### WHAT THE EXERCISE ASKS
Locate and copy each line in the data that contains the word "façon".

### EXTRACTED INFORMATION
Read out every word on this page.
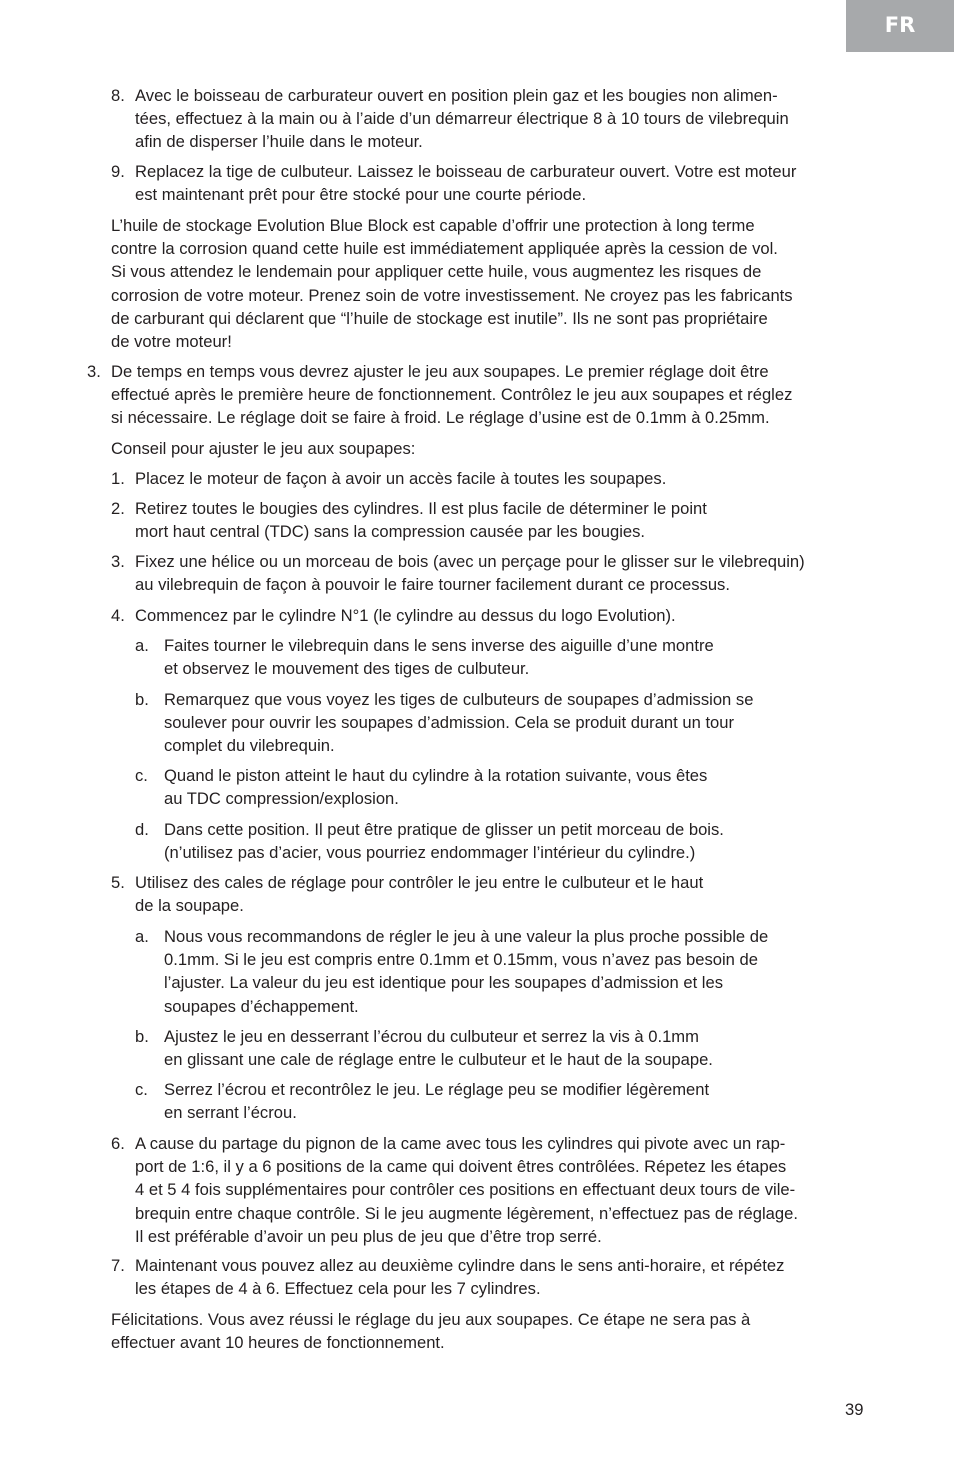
FR
8. Avec le boisseau de carburateur ouvert en position plein gaz et les bougies non alimen-
tées, effectuez à la main ou à l’aide d’un démarreur électrique 8 à 10 tours de vilebrequin
afin de disperser l’huile dans le moteur.
9. Replacez la tige de culbuteur. Laissez le boisseau de carburateur ouvert. Votre est moteur
est maintenant prêt pour être stocké pour une courte période.
L’huile de stockage Evolution Blue Block est capable d’offrir une protection à long terme
contre la corrosion quand cette huile est immédiatement appliquée après la cession de vol.
Si vous attendez le lendemain pour appliquer cette huile, vous augmentez les risques de
corrosion de votre moteur. Prenez soin de votre investissement. Ne croyez pas les fabricants
de carburant qui déclarent que “l’huile de stockage est inutile”. Ils ne sont pas propriétaire
de votre moteur!
3. De temps en temps vous devrez ajuster le jeu aux soupapes. Le premier réglage doit être
effectué après le première heure de fonctionnement. Contrôlez le jeu aux soupapes et réglez
si nécessaire. Le réglage doit se faire à froid. Le réglage d’usine est de 0.1mm à 0.25mm.
Conseil pour ajuster le jeu aux soupapes:
1. Placez le moteur de façon à avoir un accès facile à toutes les soupapes.
2. Retirez toutes le bougies des cylindres. Il est plus facile de déterminer le point
mort haut central (TDC) sans la compression causée par les bougies.
3. Fixez une hélice ou un morceau de bois (avec un perçage pour le glisser sur le vilebrequin)
au vilebrequin de façon à pouvoir le faire tourner facilement durant ce processus.
4. Commencez par le cylindre N°1 (le cylindre au dessus du logo Evolution).
a. Faites tourner le vilebrequin dans le sens inverse des aiguille d’une montre
et observez le mouvement des tiges de culbuteur.
b. Remarquez que vous voyez les tiges de culbuteurs de soupapes d’admission se
soulever pour ouvrir les soupapes d’admission. Cela se produit durant un tour
complet du vilebrequin.
c. Quand le piston atteint le haut du cylindre à la rotation suivante, vous êtes
au TDC compression/explosion.
d. Dans cette position. Il peut être pratique de glisser un petit morceau de bois.
(n’utilisez pas d’acier, vous pourriez endommager l’intérieur du cylindre.)
5. Utilisez des cales de réglage pour contrôler le jeu entre le culbuteur et le haut
de la soupape.
a. Nous vous recommandons de régler le jeu à une valeur la plus proche possible de
0.1mm. Si le jeu est compris entre 0.1mm et 0.15mm, vous n’avez pas besoin de
l’ajuster. La valeur du jeu est identique pour les soupapes d’admission et les
soupapes d’échappement.
b. Ajustez le jeu en desserrant l’écrou du culbuteur et serrez la vis à 0.1mm
en glissant une cale de réglage entre le culbuteur et le haut de la soupape.
c. Serrez l’écrou et recontrôlez le jeu. Le réglage peu se modifier légèrement
en serrant l’écrou.
6. A cause du partage du pignon de la came avec tous les cylindres qui pivote avec un rap-
port de 1:6, il y a 6 positions de la came qui doivent êtres contrôlées. Répetez les étapes
4 et 5 4 fois supplémentaires pour contrôler ces positions en effectuant deux tours de vile-
brequin entre chaque contrôle. Si le jeu augmente légèrement, n’effectuez pas de réglage.
Il est préférable d’avoir un peu plus de jeu que d’être trop serré.
7. Maintenant vous pouvez allez au deuxième cylindre dans le sens anti-horaire, et répétez
les étapes de 4 à 6. Effectuez cela pour les 7 cylindres.
Félicitations. Vous avez réussi le réglage du jeu aux soupapes. Ce étape ne sera pas à
effectuer avant 10 heures de fonctionnement.
39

### CORRECT OUTPUT
1. Placez le moteur de façon à avoir un accès facile à toutes les soupapes.
au vilebrequin de façon à pouvoir le faire tourner facilement durant ce processus.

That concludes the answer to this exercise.